**What to do**.
1. Write out the whole passage about the new 5A buses word for word, without changing anything.
2. In the entries below, find every line that contains the string "避孕成功率" and copy each one out in full.
-- start Text passage --
Even 'Tubby' agreed that the new light green 5A buses -the ones which ferried Twivertonians
back and forth into town - had plenty of style. Their style oozed from every oily crevice. The buses' engines hummed with the smooth authority of Daimler cars. Just as people who have problems end up spending their free-time with other people who have problems, so stylish icons of culture end up being drawn to other stylish icons of culture. No stylish Nymph Venuses in blue jeans had ever been seen at the local bus stop waiting for the old 5A bus, but as soon as the first new 5A bus was die to arrive whole squads of them materialised from nowhere. "We just had to give the new bus's soft-padded squelching seats a sensual try!" one of them was heard to say.
-- end Text passage --
-- start Dataset records --
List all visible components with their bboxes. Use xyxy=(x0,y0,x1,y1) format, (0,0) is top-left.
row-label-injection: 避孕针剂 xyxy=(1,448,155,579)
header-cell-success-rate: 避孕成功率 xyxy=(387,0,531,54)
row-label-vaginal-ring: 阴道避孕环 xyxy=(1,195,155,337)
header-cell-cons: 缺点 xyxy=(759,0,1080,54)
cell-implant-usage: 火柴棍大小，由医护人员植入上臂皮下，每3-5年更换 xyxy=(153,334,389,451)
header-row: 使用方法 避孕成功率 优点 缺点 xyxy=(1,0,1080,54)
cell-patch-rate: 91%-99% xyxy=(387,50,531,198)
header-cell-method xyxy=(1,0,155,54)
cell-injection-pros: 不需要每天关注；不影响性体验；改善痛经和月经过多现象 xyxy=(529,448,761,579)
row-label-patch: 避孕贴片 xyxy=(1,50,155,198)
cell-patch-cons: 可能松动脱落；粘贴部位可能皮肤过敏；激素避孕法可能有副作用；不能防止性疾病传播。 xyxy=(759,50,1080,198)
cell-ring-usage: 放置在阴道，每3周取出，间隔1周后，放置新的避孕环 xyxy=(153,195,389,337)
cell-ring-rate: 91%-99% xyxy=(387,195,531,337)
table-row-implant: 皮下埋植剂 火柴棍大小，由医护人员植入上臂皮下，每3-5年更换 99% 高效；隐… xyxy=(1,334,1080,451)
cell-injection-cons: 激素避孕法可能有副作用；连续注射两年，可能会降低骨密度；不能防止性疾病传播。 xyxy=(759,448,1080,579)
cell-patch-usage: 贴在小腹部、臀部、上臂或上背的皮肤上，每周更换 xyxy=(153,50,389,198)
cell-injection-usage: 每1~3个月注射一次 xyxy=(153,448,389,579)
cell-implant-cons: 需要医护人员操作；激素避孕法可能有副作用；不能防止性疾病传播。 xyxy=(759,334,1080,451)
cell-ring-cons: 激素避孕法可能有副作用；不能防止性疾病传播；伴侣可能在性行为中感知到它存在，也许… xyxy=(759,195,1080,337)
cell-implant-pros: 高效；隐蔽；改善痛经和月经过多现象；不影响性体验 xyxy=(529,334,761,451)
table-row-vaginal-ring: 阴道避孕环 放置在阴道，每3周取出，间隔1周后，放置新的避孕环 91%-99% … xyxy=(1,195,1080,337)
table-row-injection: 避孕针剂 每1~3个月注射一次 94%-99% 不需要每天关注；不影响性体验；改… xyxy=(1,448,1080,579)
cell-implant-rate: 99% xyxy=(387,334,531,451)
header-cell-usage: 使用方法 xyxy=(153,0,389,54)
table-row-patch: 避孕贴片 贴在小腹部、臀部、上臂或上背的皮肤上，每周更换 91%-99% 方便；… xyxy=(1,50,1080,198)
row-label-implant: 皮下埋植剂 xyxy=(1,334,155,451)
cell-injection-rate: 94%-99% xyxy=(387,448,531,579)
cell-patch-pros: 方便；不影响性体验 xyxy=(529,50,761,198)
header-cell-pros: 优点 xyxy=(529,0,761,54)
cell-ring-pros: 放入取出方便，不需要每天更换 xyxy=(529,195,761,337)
-- end Dataset records --
**Exercise responses**.
1.
Even 'Tubby' agreed that the new light green 5A buses -the ones which ferried Twivertonians
back and forth into town - had plenty of style. Their style oozed from every oily crevice. The buses' engines hummed with the smooth authority of Daimler cars. Just as people who have problems end up spending their free-time with other people who have problems, so stylish icons of culture end up being drawn to other stylish icons of culture. No stylish Nymph Venuses in blue jeans had ever been seen at the local bus stop waiting for the old 5A bus, but as soon as the first new 5A bus was die to arrive whole squads of them materialised from nowhere. "We just had to give the new bus's soft-padded squelching seats a sensual try!" one of them was heard to say.

2.
header-cell-success-rate: 避孕成功率 xyxy=(387,0,531,54)
header-row: 使用方法 避孕成功率 优点 缺点 xyxy=(1,0,1080,54)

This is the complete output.